» **What is needed**
Reproduce the entries word for word, and omit any picture you find in them.

>> START Extracted material

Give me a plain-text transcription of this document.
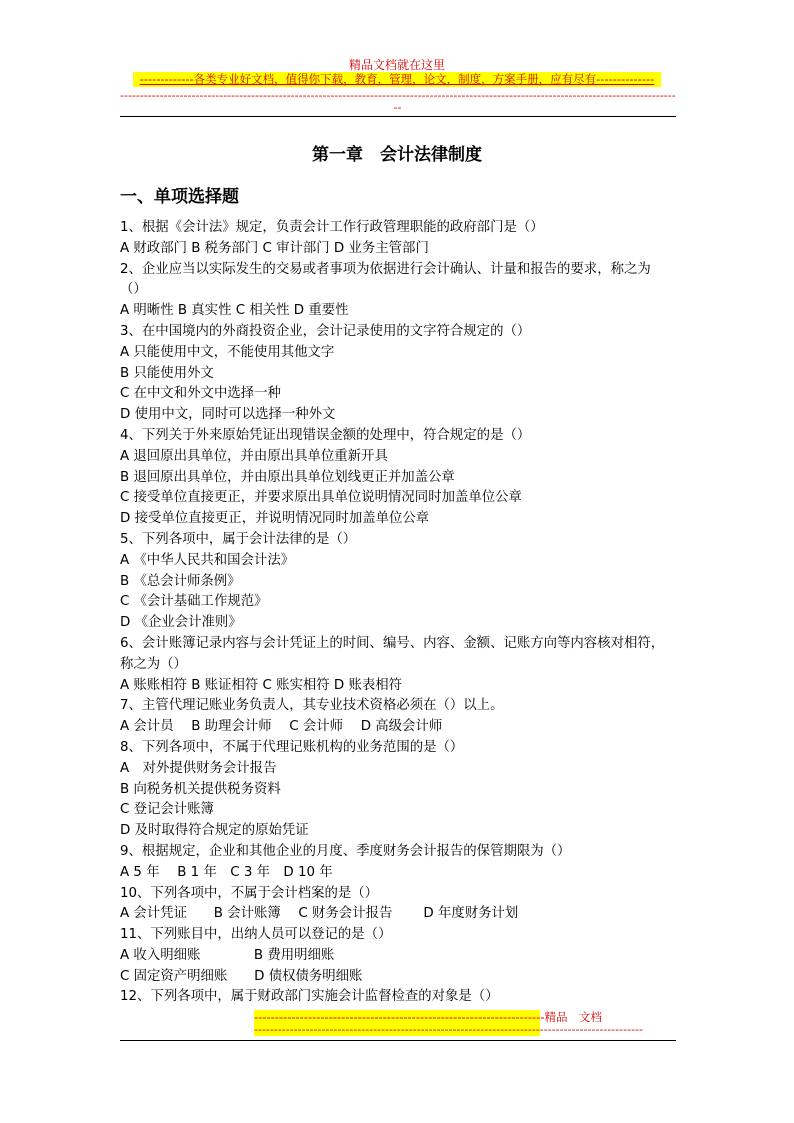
精品文档就在这里
-------------各类专业好文档，值得你下载，教育，管理，论文，制度，方案手册，应有尽有--------------
--------------------------------------------------------------------------------------------------------------------------------------------
--
第一章　会计法律制度
一、单项选择题
1、根据《会计法》规定，负责会计工作行政管理职能的政府部门是（）
A 财政部门 B 税务部门 C 审计部门 D 业务主管部门
2、企业应当以实际发生的交易或者事项为依据进行会计确认、计量和报告的要求，称之为
（）
A 明晰性 B 真实性 C 相关性 D 重要性
3、在中国境内的外商投资企业，会计记录使用的文字符合规定的（）
A 只能使用中文，不能使用其他文字
B 只能使用外文
C 在中文和外文中选择一种
D 使用中文，同时可以选择一种外文
4、下列关于外来原始凭证出现错误金额的处理中，符合规定的是（）
A 退回原出具单位，并由原出具单位重新开具
B 退回原出具单位，并由原出具单位划线更正并加盖公章
C 接受单位直接更正，并要求原出具单位说明情况同时加盖单位公章
D 接受单位直接更正，并说明情况同时加盖单位公章
5、下列各项中，属于会计法律的是（）
A 《中华人民共和国会计法》
B 《总会计师条例》
C 《会计基础工作规范》
D 《企业会计准则》
6、会计账簿记录内容与会计凭证上的时间、编号、内容、金额、记账方向等内容核对相符，
称之为（）
A 账账相符 B 账证相符 C 账实相符 D 账表相符
7、主管代理记账业务负责人，其专业技术资格必须在（）以上。
A 会计员　 B 助理会计师　 C 会计师　 D 高级会计师
8、下列各项中，不属于代理记账机构的业务范围的是（）
A　对外提供财务会计报告
B 向税务机关提供税务资料
C 登记会计账簿
D 及时取得符合规定的原始凭证
9、根据规定，企业和其他企业的月度、季度财务会计报告的保管期限为（）
A 5 年　 B 1 年　C 3 年　D 10 年
10、下列各项中，不属于会计档案的是（）
A 会计凭证　　B 会计账簿　 C 财务会计报告　　 D 年度财务计划
11、下列账目中，出纳人员可以登记的是（）
A 收入明细账　　　　B 费用明细账
C 固定资产明细账　　D 债权债务明细账
12、下列各项中，属于财政部门实施会计监督检查的对象是（）
----------------------------------------------------------------------精品　文档
--------------------------------------------------------------------------------------------------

>> END Extracted material

» **The completed task**
Give me a plain-text transcription of this document.
精品文档就在这里
-------------各类专业好文档，值得你下载，教育，管理，论文，制度，方案手册，应有尽有--------------
--------------------------------------------------------------------------------------------------------------------------------------------
--
第一章　会计法律制度
一、单项选择题
1、根据《会计法》规定，负责会计工作行政管理职能的政府部门是（）
A 财政部门 B 税务部门 C 审计部门 D 业务主管部门
2、企业应当以实际发生的交易或者事项为依据进行会计确认、计量和报告的要求，称之为
（）
A 明晰性 B 真实性 C 相关性 D 重要性
3、在中国境内的外商投资企业，会计记录使用的文字符合规定的（）
A 只能使用中文，不能使用其他文字
B 只能使用外文
C 在中文和外文中选择一种
D 使用中文，同时可以选择一种外文
4、下列关于外来原始凭证出现错误金额的处理中，符合规定的是（）
A 退回原出具单位，并由原出具单位重新开具
B 退回原出具单位，并由原出具单位划线更正并加盖公章
C 接受单位直接更正，并要求原出具单位说明情况同时加盖单位公章
D 接受单位直接更正，并说明情况同时加盖单位公章
5、下列各项中，属于会计法律的是（）
A 《中华人民共和国会计法》
B 《总会计师条例》
C 《会计基础工作规范》
D 《企业会计准则》
6、会计账簿记录内容与会计凭证上的时间、编号、内容、金额、记账方向等内容核对相符，
称之为（）
A 账账相符 B 账证相符 C 账实相符 D 账表相符
7、主管代理记账业务负责人，其专业技术资格必须在（）以上。
A 会计员　 B 助理会计师　 C 会计师　 D 高级会计师
8、下列各项中，不属于代理记账机构的业务范围的是（）
A　对外提供财务会计报告
B 向税务机关提供税务资料
C 登记会计账簿
D 及时取得符合规定的原始凭证
9、根据规定，企业和其他企业的月度、季度财务会计报告的保管期限为（）
A 5 年　 B 1 年　C 3 年　D 10 年
10、下列各项中，不属于会计档案的是（）
A 会计凭证　　B 会计账簿　 C 财务会计报告　　 D 年度财务计划
11、下列账目中，出纳人员可以登记的是（）
A 收入明细账　　　　B 费用明细账
C 固定资产明细账　　D 债权债务明细账
12、下列各项中，属于财政部门实施会计监督检查的对象是（）
----------------------------------------------------------------------精品　文档
--------------------------------------------------------------------------------------------------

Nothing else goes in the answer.